**YOUR TASK:**
Leave the pictures out, and retype all of the material exactly as written.

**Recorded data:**
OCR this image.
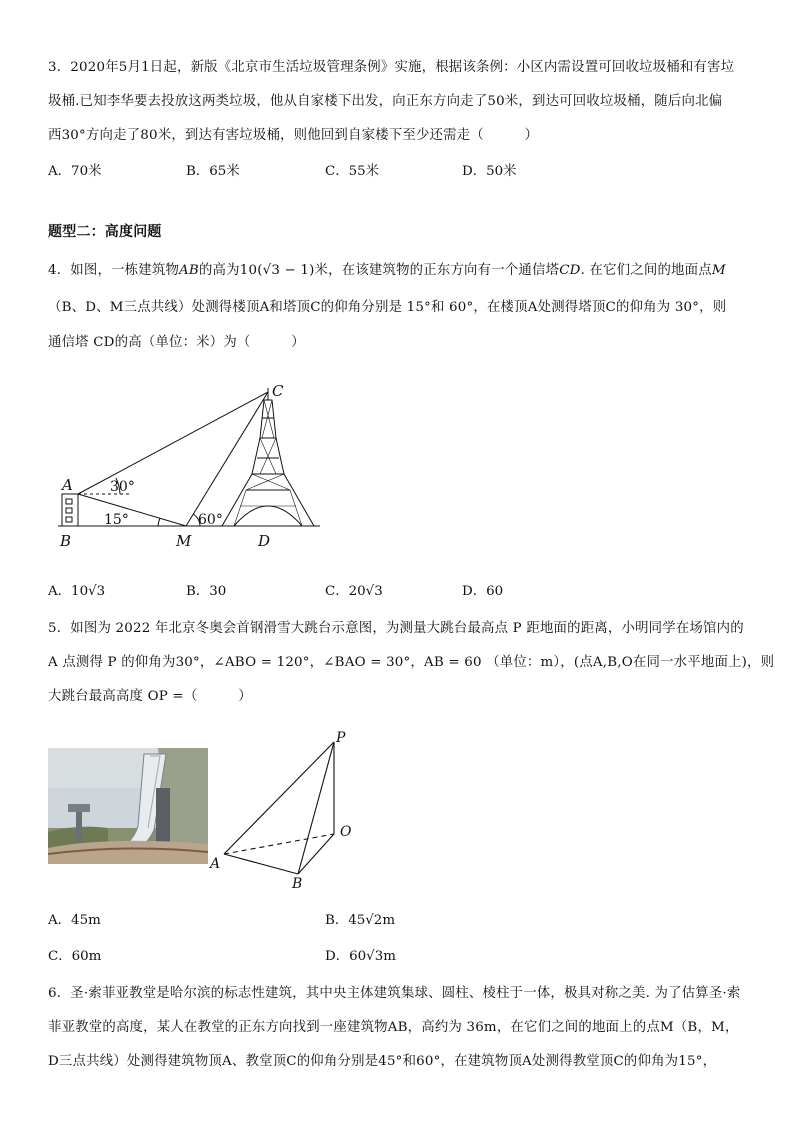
3．2020年5月1日起，新版《北京市生活垃圾管理条例》实施，根据该条例：小区内需设置可回收垃圾桶和有害垃
圾桶.已知李华要去投放这两类垃圾，他从自家楼下出发，向正东方向走了50米，到达可回收垃圾桶，随后向北偏
西30°方向走了80米，到达有害垃圾桶，则他回到自家楼下至少还需走（　　　）
A．70米	B．65米	C．55米	D．50米
题型二：高度问题
4．如图，一栋建筑物AB的高为10(√3 − 1)米，在该建筑物的正东方向有一个通信塔CD. 在它们之间的地面点M
（B、D、M三点共线）处测得楼顶A和塔顶C的仰角分别是 15°和 60°，在楼顶A处测得塔顶C的仰角为 30°，则
通信塔 CD的高（单位：米）为（　　　）
C
A
B	M	D
30°
15°	60°
A．10√3	B．30	C．20√3	D．60
5．如图为 2022 年北京冬奥会首钢滑雪大跳台示意图，为测量大跳台最高点 P 距地面的距离，小明同学在场馆内的
A 点测得 P 的仰角为30°，∠ABO = 120°，∠BAO = 30°，AB = 60 （单位：m），(点A,B,O在同一水平地面上)，则
大跳台最高高度 OP =（　　　）
P
O
A
B
A．45m	B．45√2m
C．60m	D．60√3m
6．圣·索菲亚教堂是哈尔滨的标志性建筑，其中央主体建筑集球、圆柱、棱柱于一体，极具对称之美. 为了估算圣·索
菲亚教堂的高度，某人在教堂的正东方向找到一座建筑物AB，高约为 36m，在它们之间的地面上的点M（B，M，
D三点共线）处测得建筑物顶A、教堂顶C的仰角分别是45°和60°，在建筑物顶A处测得教堂顶C的仰角为15°，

**FINAL RESULT:**
OCR this image.
3．2020年5月1日起，新版《北京市生活垃圾管理条例》实施，根据该条例：小区内需设置可回收垃圾桶和有害垃
圾桶.已知李华要去投放这两类垃圾，他从自家楼下出发，向正东方向走了50米，到达可回收垃圾桶，随后向北偏
西30°方向走了80米，到达有害垃圾桶，则他回到自家楼下至少还需走（　　　）
A．70米	B．65米	C．55米	D．50米
题型二：高度问题
4．如图，一栋建筑物AB的高为10(√3 − 1)米，在该建筑物的正东方向有一个通信塔CD. 在它们之间的地面点M
（B、D、M三点共线）处测得楼顶A和塔顶C的仰角分别是 15°和 60°，在楼顶A处测得塔顶C的仰角为 30°，则
通信塔 CD的高（单位：米）为（　　　）
C
A
B	M	D
30°
15°	60°
A．10√3	B．30	C．20√3	D．60
5．如图为 2022 年北京冬奥会首钢滑雪大跳台示意图，为测量大跳台最高点 P 距地面的距离，小明同学在场馆内的
A 点测得 P 的仰角为30°，∠ABO = 120°，∠BAO = 30°，AB = 60 （单位：m），(点A,B,O在同一水平地面上)，则
大跳台最高高度 OP =（　　　）
P
O
A
B
A．45m	B．45√2m
C．60m	D．60√3m
6．圣·索菲亚教堂是哈尔滨的标志性建筑，其中央主体建筑集球、圆柱、棱柱于一体，极具对称之美. 为了估算圣·索
菲亚教堂的高度，某人在教堂的正东方向找到一座建筑物AB，高约为 36m，在它们之间的地面上的点M（B，M，
D三点共线）处测得建筑物顶A、教堂顶C的仰角分别是45°和60°，在建筑物顶A处测得教堂顶C的仰角为15°，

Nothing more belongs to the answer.